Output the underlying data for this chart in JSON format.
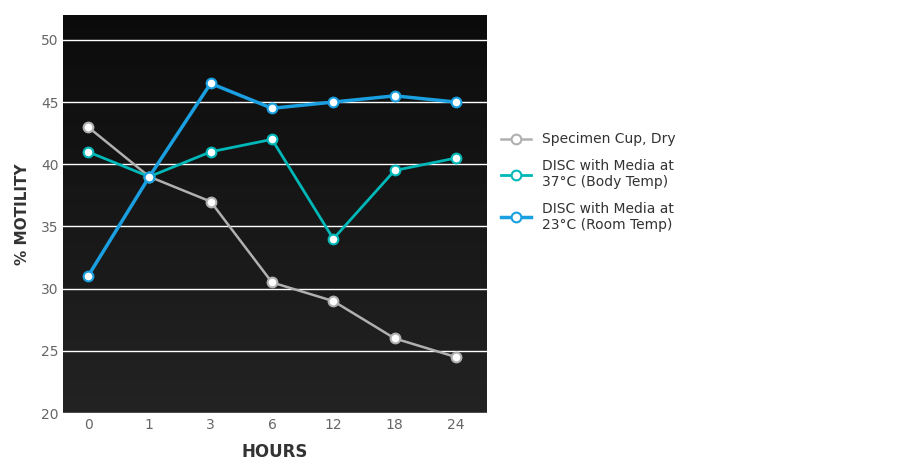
{
  "x_positions": [
    0,
    1,
    2,
    3,
    4,
    5,
    6
  ],
  "x_labels": [
    "0",
    "1",
    "3",
    "6",
    "12",
    "18",
    "24"
  ],
  "series": [
    {
      "label": "Specimen Cup, Dry",
      "values": [
        43,
        39,
        37,
        30.5,
        29,
        26,
        24.5
      ],
      "color": "#b0b0b0",
      "linewidth": 1.8,
      "markersize": 7,
      "markerfacecolor": "#ffffff",
      "markeredgecolor": "#b0b0b0",
      "zorder": 3
    },
    {
      "label": "DISC with Media at\n37°C (Body Temp)",
      "values": [
        41,
        39,
        41,
        42,
        34,
        39.5,
        40.5
      ],
      "color": "#00b8b8",
      "linewidth": 2.0,
      "markersize": 7,
      "markerfacecolor": "#ffffff",
      "markeredgecolor": "#00b8b8",
      "zorder": 4
    },
    {
      "label": "DISC with Media at\n23°C (Room Temp)",
      "values": [
        31,
        39,
        46.5,
        44.5,
        45,
        45.5,
        45
      ],
      "color": "#1a9fe0",
      "linewidth": 2.5,
      "markersize": 7,
      "markerfacecolor": "#ffffff",
      "markeredgecolor": "#1a9fe0",
      "zorder": 5
    }
  ],
  "xlabel": "HOURS",
  "ylabel": "% MOTILITY",
  "ylim": [
    20,
    52
  ],
  "yticks": [
    20,
    25,
    30,
    35,
    40,
    45,
    50
  ],
  "xlim": [
    -0.4,
    6.5
  ],
  "background_color": "#ffffff",
  "plot_bg_color": "#e8e8e8",
  "grid_color": "#ffffff",
  "label_fontsize": 11,
  "tick_fontsize": 10,
  "legend_fontsize": 10
}
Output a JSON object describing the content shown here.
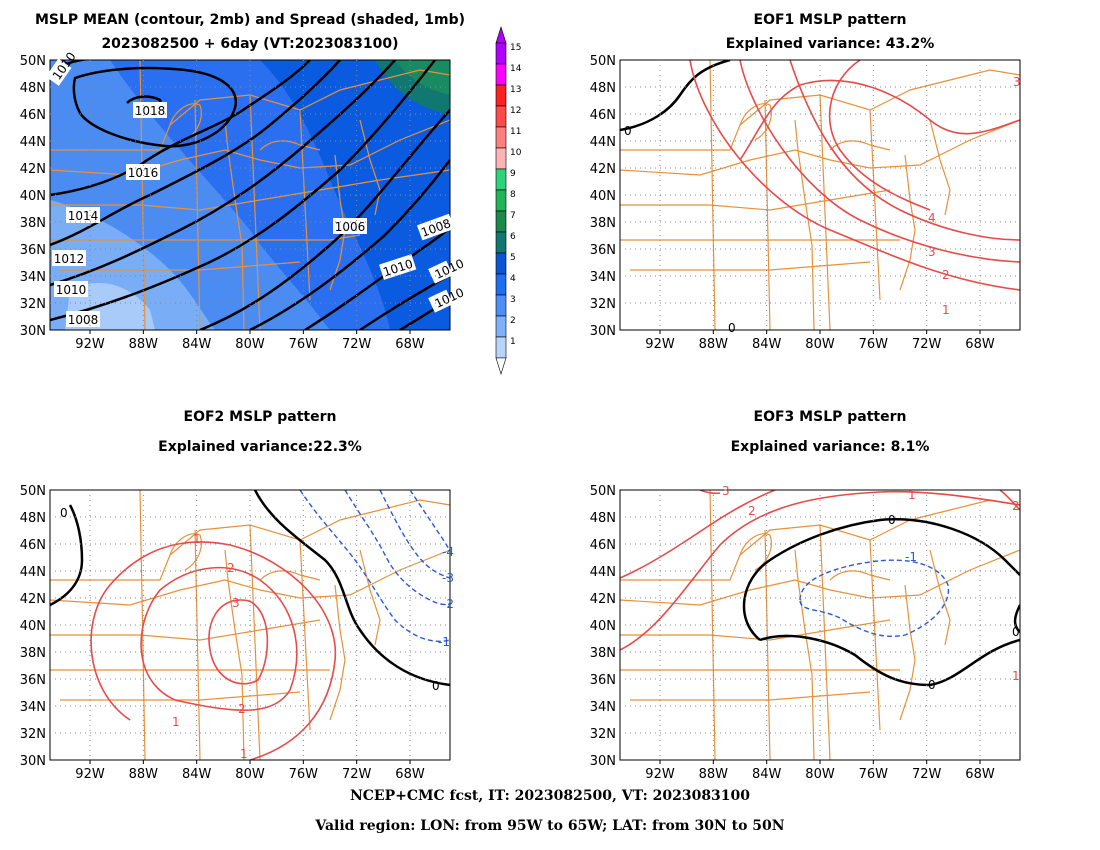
{
  "panels": [
    {
      "id": "mean",
      "title_lines": [
        "MSLP MEAN (contour, 2mb) and Spread (shaded, 1mb)",
        "2023082500 + 6day (VT:2023083100)"
      ],
      "contour_labels": [
        "1018",
        "1016",
        "1014",
        "1012",
        "1010",
        "1008",
        "1006",
        "1010",
        "1008",
        "1010",
        "1010",
        "1010"
      ]
    },
    {
      "id": "eof1",
      "title_lines": [
        "EOF1 MSLP pattern",
        "Explained variance: 43.2%"
      ],
      "contour_labels": [
        "0",
        "0",
        "1",
        "2",
        "3",
        "4",
        "3"
      ]
    },
    {
      "id": "eof2",
      "title_lines": [
        "EOF2 MSLP pattern",
        "Explained variance:22.3%"
      ],
      "contour_labels": [
        "0",
        "0",
        "1",
        "2",
        "3",
        "1",
        "2",
        "1",
        "-1",
        "-2",
        "-3",
        "-4"
      ]
    },
    {
      "id": "eof3",
      "title_lines": [
        "EOF3 MSLP pattern",
        "Explained variance: 8.1%"
      ],
      "contour_labels": [
        "0",
        "0",
        "0",
        "-1",
        "1",
        "2",
        "3",
        "2",
        "1"
      ]
    }
  ],
  "axes": {
    "lat_labels": [
      "50N",
      "48N",
      "46N",
      "44N",
      "42N",
      "40N",
      "38N",
      "36N",
      "34N",
      "32N",
      "30N"
    ],
    "lon_labels": [
      "92W",
      "88W",
      "84W",
      "80W",
      "76W",
      "72W",
      "68W"
    ]
  },
  "colorbar": {
    "labels": [
      "15",
      "14",
      "13",
      "12",
      "11",
      "10",
      "9",
      "8",
      "7",
      "6",
      "5",
      "4",
      "3",
      "2",
      "1"
    ],
    "colors": [
      "#b000ff",
      "#ff00ff",
      "#ff2020",
      "#ff4a4a",
      "#ff7f7f",
      "#ffb4b4",
      "#2bd37a",
      "#1fb35a",
      "#1a8a4a",
      "#107870",
      "#0a55d6",
      "#1e6ef0",
      "#4e8ff5",
      "#7fb1f8",
      "#b8d4fb"
    ]
  },
  "footer": {
    "line1": "NCEP+CMC fcst, IT: 2023082500, VT: 2023083100",
    "line2": "Valid region: LON: from 95W to 65W; LAT: from 30N to 50N"
  }
}
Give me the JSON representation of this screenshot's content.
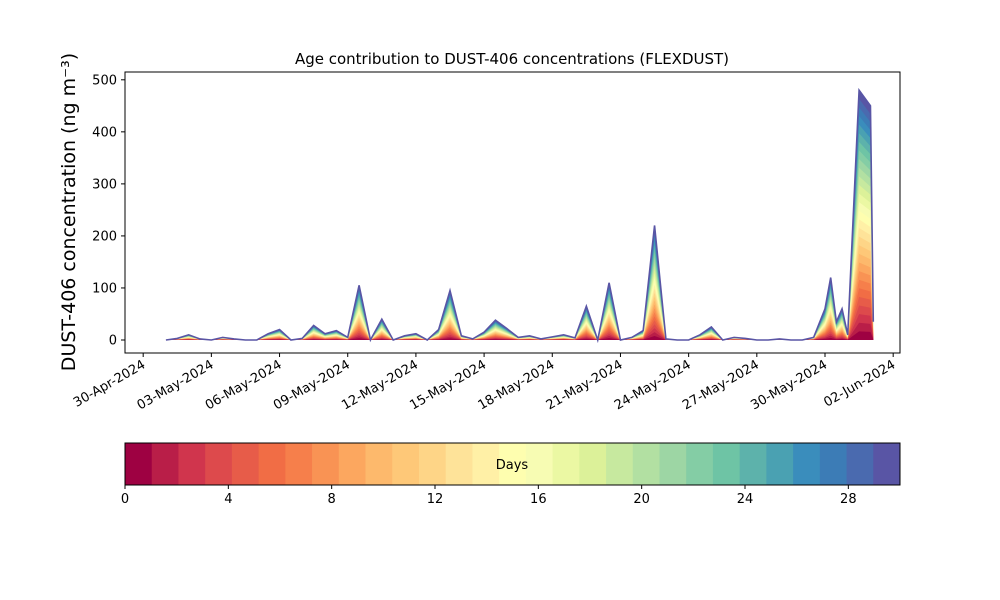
##############################
Exercise prompt: Copy the whole listing above word for word but do not carry over the pictures.

Completed task:
Output the underlying data for this chart in JSON format.
{
  "x_positions": [
    0,
    1,
    2,
    3,
    4,
    5,
    6
  ],
  "x_labels": [
    "0",
    "1",
    "3",
    "6",
    "12",
    "18",
    "24"
  ],
  "series": [
    {
      "label": "Specimen Cup, Dry",
      "values": [
        43,
        39,
        37,
        30.5,
        29,
        26,
        24.5
      ],
      "color": "#b0b0b0",
      "linewidth": 1.8,
      "markersize": 7,
      "markerfacecolor": "#ffffff",
      "markeredgecolor": "#b0b0b0",
      "zorder": 3
    },
    {
      "label": "DISC with Media at\n37°C (Body Temp)",
      "values": [
        41,
        39,
        41,
        42,
        34,
        39.5,
        40.5
      ],
      "color": "#00b8b8",
      "linewidth": 2.0,
      "markersize": 7,
      "markerfacecolor": "#ffffff",
      "markeredgecolor": "#00b8b8",
      "zorder": 4
    },
    {
      "label": "DISC with Media at\n23°C (Room Temp)",
      "values": [
        31,
        39,
        46.5,
        44.5,
        45,
        45.5,
        45
      ],
      "color": "#1a9fe0",
      "linewidth": 2.5,
      "markersize": 7,
      "markerfacecolor": "#ffffff",
      "markeredgecolor": "#1a9fe0",
      "zorder": 5
    }
  ],
  "xlabel": "HOURS",
  "ylabel": "% MOTILITY",
  "ylim": [
    20,
    52
  ],
  "yticks": [
    20,
    25,
    30,
    35,
    40,
    45,
    50
  ],
  "xlim": [
    -0.4,
    6.5
  ],
  "background_color": "#ffffff",
  "plot_bg_color": "#e8e8e8",
  "grid_color": "#ffffff",
  "label_fontsize": 11,
  "tick_fontsize": 10,
  "legend_fontsize": 10
}
Output a JSON object describing the content shown here.
{
  "panels": [
    {
      "id": "mean",
      "title_lines": [
        "MSLP MEAN (contour, 2mb) and Spread (shaded, 1mb)",
        "2023082500 + 6day (VT:2023083100)"
      ],
      "contour_labels": [
        "1018",
        "1016",
        "1014",
        "1012",
        "1010",
        "1008",
        "1006",
        "1010",
        "1008",
        "1010",
        "1010",
        "1010"
      ]
    },
    {
      "id": "eof1",
      "title_lines": [
        "EOF1 MSLP pattern",
        "Explained variance: 43.2%"
      ],
      "contour_labels": [
        "0",
        "0",
        "1",
        "2",
        "3",
        "4",
        "3"
      ]
    },
    {
      "id": "eof2",
      "title_lines": [
        "EOF2 MSLP pattern",
        "Explained variance:22.3%"
      ],
      "contour_labels": [
        "0",
        "0",
        "1",
        "2",
        "3",
        "1",
        "2",
        "1",
        "-1",
        "-2",
        "-3",
        "-4"
      ]
    },
    {
      "id": "eof3",
      "title_lines": [
        "EOF3 MSLP pattern",
        "Explained variance: 8.1%"
      ],
      "contour_labels": [
        "0",
        "0",
        "0",
        "-1",
        "1",
        "2",
        "3",
        "2",
        "1"
      ]
    }
  ],
  "axes": {
    "lat_labels": [
      "50N",
      "48N",
      "46N",
      "44N",
      "42N",
      "40N",
      "38N",
      "36N",
      "34N",
      "32N",
      "30N"
    ],
    "lon_labels": [
      "92W",
      "88W",
      "84W",
      "80W",
      "76W",
      "72W",
      "68W"
    ]
  },
  "colorbar": {
    "labels": [
      "15",
      "14",
      "13",
      "12",
      "11",
      "10",
      "9",
      "8",
      "7",
      "6",
      "5",
      "4",
      "3",
      "2",
      "1"
    ],
    "colors": [
      "#b000ff",
      "#ff00ff",
      "#ff2020",
      "#ff4a4a",
      "#ff7f7f",
      "#ffb4b4",
      "#2bd37a",
      "#1fb35a",
      "#1a8a4a",
      "#107870",
      "#0a55d6",
      "#1e6ef0",
      "#4e8ff5",
      "#7fb1f8",
      "#b8d4fb"
    ]
  },
  "footer": {
    "line1": "NCEP+CMC fcst, IT: 2023082500, VT: 2023083100",
    "line2": "Valid region: LON: from 95W to 65W; LAT: from 30N to 50N"
  }
}
Give me the JSON representation of this screenshot's content.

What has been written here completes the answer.